Task statement:
Copy each line that contains the string "nisi".
-- Start Dataset entries --
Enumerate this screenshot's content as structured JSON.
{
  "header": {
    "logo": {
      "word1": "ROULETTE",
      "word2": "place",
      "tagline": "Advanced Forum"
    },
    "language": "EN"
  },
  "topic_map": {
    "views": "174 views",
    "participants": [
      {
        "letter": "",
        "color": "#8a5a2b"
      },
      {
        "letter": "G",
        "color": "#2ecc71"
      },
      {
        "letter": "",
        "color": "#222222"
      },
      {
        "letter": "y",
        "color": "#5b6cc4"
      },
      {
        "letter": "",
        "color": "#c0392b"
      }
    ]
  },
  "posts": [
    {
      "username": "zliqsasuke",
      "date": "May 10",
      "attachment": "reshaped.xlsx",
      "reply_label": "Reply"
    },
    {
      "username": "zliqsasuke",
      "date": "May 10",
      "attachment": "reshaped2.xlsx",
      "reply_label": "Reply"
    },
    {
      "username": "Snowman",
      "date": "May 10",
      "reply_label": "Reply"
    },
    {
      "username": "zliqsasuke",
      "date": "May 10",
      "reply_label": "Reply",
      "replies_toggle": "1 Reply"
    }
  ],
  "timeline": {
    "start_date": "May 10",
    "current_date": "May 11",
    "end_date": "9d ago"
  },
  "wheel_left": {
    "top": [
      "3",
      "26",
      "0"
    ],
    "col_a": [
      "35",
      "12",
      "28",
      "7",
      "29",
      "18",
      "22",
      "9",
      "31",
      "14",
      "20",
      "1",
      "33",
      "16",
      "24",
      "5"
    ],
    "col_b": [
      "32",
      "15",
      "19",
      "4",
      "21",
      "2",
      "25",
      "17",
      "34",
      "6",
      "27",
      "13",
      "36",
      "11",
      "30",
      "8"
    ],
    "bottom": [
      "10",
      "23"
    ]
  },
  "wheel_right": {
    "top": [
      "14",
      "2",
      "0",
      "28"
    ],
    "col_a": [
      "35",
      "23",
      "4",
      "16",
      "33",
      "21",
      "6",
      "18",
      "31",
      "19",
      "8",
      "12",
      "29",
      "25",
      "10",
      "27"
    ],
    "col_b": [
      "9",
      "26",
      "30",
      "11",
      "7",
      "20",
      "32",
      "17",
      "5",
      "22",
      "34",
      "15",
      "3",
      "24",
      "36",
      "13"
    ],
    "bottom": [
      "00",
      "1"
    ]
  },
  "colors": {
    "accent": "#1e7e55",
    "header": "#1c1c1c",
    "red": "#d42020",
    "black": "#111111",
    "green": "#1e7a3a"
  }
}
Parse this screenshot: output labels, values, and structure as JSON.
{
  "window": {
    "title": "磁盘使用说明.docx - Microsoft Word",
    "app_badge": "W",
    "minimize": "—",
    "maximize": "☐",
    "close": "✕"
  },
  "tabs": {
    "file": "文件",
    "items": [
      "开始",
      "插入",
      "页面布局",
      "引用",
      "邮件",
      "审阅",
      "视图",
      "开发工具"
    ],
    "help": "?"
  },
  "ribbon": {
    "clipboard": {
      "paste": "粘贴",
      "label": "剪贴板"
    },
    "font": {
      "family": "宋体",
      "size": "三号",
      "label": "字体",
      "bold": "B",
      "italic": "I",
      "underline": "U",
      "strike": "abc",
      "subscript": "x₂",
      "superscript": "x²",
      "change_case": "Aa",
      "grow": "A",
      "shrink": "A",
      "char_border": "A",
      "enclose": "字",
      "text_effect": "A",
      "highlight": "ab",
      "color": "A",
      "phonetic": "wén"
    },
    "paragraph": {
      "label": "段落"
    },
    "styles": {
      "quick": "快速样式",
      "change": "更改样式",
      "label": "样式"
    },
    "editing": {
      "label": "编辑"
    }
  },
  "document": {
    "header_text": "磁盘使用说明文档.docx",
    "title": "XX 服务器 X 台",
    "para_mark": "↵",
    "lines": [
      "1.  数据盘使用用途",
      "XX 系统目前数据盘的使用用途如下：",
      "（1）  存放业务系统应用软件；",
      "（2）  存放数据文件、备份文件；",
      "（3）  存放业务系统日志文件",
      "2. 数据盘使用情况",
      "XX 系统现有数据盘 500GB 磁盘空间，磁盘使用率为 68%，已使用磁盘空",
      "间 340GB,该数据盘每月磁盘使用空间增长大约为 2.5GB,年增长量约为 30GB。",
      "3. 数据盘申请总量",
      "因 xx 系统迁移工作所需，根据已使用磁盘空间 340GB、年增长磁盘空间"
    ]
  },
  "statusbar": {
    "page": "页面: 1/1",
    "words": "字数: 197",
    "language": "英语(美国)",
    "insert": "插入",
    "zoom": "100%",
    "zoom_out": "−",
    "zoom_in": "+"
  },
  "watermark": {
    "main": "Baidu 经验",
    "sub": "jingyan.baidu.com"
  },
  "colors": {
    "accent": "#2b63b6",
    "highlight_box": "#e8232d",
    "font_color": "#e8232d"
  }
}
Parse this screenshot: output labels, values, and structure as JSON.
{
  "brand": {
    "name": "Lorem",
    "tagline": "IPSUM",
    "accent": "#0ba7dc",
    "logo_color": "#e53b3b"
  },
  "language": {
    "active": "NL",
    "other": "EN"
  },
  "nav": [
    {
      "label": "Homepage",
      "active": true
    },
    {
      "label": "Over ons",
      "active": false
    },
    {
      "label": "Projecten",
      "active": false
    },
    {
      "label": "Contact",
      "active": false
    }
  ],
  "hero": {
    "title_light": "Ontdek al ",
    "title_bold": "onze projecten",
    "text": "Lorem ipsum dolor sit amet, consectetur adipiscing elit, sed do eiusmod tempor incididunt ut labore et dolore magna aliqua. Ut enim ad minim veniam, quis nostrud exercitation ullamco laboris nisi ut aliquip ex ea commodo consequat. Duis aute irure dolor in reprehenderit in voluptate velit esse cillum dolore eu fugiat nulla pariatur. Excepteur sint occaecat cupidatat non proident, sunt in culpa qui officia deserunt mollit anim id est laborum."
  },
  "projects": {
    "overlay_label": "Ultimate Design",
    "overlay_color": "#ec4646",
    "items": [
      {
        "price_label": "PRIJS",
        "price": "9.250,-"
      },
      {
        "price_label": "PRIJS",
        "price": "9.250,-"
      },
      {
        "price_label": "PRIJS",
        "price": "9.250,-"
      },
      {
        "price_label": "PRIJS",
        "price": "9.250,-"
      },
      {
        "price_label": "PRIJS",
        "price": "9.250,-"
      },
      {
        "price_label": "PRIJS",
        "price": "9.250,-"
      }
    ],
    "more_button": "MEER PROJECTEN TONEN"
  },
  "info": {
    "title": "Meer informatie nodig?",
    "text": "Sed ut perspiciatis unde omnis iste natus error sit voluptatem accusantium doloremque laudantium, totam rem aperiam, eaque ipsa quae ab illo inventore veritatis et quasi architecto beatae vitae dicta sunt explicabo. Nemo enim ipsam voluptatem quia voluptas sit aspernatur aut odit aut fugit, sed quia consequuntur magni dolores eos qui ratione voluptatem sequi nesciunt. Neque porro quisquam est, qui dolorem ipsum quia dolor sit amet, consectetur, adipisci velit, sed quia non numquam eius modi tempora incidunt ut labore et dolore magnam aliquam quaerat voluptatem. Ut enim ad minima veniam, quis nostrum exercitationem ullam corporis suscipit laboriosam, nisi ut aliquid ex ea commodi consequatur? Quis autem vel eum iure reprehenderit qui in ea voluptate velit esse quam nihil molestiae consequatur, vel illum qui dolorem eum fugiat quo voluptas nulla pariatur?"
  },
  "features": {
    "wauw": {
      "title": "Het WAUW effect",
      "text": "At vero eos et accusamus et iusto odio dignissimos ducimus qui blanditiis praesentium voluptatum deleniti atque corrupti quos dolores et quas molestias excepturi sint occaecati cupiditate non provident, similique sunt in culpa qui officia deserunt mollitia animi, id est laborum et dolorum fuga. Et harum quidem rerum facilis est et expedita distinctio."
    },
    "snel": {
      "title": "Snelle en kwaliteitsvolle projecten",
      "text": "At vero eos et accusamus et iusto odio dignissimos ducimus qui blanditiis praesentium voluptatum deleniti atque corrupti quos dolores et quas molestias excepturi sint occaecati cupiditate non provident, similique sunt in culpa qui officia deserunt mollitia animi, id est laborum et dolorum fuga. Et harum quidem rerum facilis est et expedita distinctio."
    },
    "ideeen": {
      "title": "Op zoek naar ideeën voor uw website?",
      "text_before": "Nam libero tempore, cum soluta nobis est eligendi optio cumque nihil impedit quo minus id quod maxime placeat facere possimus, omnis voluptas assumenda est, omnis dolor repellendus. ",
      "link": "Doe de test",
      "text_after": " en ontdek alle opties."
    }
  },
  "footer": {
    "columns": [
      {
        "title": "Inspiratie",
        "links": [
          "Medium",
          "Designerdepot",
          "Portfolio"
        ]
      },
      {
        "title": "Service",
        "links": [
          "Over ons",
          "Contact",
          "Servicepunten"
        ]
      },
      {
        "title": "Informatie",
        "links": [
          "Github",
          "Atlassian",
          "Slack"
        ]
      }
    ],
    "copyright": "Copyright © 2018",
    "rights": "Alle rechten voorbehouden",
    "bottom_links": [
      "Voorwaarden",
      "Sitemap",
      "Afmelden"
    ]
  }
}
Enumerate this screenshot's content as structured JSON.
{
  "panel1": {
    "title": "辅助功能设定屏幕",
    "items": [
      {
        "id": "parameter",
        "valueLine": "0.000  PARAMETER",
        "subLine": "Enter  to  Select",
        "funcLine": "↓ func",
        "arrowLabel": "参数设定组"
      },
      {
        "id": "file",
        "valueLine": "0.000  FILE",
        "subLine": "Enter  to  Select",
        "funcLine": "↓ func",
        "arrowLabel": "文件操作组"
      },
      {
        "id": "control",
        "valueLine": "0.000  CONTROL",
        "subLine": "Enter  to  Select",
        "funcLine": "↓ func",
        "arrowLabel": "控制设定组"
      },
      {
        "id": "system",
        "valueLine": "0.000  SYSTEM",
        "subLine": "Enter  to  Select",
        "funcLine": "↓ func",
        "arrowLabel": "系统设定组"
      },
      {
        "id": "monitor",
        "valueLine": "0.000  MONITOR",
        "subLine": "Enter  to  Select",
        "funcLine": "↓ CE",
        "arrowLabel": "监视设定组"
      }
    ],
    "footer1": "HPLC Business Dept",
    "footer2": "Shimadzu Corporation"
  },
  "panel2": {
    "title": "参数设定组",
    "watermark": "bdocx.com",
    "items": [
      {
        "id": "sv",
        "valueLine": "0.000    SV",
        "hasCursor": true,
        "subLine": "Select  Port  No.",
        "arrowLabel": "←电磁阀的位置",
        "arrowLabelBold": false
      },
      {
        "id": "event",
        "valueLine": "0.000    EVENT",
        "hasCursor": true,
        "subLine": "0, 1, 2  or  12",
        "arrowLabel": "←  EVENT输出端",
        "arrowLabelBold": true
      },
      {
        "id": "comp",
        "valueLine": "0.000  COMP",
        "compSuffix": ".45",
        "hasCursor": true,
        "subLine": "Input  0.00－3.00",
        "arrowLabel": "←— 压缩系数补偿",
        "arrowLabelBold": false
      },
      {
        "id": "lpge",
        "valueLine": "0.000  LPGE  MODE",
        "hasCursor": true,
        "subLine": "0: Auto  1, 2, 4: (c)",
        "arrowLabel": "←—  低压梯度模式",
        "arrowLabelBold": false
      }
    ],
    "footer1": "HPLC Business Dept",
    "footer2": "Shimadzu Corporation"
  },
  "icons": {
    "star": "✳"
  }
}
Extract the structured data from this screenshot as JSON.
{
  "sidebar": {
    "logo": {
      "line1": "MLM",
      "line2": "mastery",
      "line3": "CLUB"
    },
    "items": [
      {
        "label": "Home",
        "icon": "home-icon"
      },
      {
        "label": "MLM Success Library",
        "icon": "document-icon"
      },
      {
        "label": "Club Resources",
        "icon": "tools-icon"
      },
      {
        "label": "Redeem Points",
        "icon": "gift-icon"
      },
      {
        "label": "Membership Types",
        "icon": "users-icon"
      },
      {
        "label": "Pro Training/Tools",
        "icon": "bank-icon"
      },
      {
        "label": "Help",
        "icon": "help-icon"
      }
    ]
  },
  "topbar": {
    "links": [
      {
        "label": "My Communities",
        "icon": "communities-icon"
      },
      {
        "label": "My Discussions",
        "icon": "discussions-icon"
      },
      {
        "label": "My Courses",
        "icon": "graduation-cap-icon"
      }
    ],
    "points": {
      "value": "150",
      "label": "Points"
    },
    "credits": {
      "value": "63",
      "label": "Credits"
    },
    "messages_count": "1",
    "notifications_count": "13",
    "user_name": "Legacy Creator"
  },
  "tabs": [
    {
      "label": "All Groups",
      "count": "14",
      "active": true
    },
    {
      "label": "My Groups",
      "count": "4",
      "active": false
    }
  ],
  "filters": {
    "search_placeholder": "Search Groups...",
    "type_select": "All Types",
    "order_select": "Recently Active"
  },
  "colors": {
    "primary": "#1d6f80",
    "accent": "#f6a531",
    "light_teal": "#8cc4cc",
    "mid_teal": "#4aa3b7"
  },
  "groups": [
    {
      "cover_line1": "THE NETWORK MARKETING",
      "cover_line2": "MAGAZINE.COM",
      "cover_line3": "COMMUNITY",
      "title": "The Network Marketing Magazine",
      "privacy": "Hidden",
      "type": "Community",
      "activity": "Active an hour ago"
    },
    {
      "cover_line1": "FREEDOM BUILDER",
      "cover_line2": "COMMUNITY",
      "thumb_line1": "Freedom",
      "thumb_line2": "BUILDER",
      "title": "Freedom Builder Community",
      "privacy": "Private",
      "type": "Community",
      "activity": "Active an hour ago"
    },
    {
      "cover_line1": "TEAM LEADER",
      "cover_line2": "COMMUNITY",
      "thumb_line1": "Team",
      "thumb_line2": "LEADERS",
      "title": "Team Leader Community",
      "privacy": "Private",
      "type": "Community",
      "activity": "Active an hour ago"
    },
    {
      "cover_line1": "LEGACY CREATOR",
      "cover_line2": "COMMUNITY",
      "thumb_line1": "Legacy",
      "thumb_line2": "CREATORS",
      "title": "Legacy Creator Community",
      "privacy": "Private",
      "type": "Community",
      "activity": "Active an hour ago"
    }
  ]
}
-- End Dataset entries --
The solution:
    "text": "Lorem ipsum dolor sit amet, consectetur adipiscing elit, sed do eiusmod tempor incididunt ut labore et dolore magna aliqua. Ut enim ad minim veniam, quis nostrud exercitation ullamco laboris nisi ut aliquip ex ea commodo consequat. Duis aute irure dolor in reprehenderit in voluptate velit esse cillum dolore eu fugiat nulla pariatur. Excepteur sint occaecat cupidatat non proident, sunt in culpa qui officia deserunt mollit anim id est laborum."
    "text": "Sed ut perspiciatis unde omnis iste natus error sit voluptatem accusantium doloremque laudantium, totam rem aperiam, eaque ipsa quae ab illo inventore veritatis et quasi architecto beatae vitae dicta sunt explicabo. Nemo enim ipsam voluptatem quia voluptas sit aspernatur aut odit aut fugit, sed quia consequuntur magni dolores eos qui ratione voluptatem sequi nesciunt. Neque porro quisquam est, qui dolorem ipsum quia dolor sit amet, consectetur, adipisci velit, sed quia non numquam eius modi tempora incidunt ut labore et dolore magnam aliquam quaerat voluptatem. Ut enim ad minima veniam, quis nostrum exercitationem ullam corporis suscipit laboriosam, nisi ut aliquid ex ea commodi consequatur? Quis autem vel eum iure reprehenderit qui in ea voluptate velit esse quam nihil molestiae consequatur, vel illum qui dolorem eum fugiat quo voluptas nulla pariatur?"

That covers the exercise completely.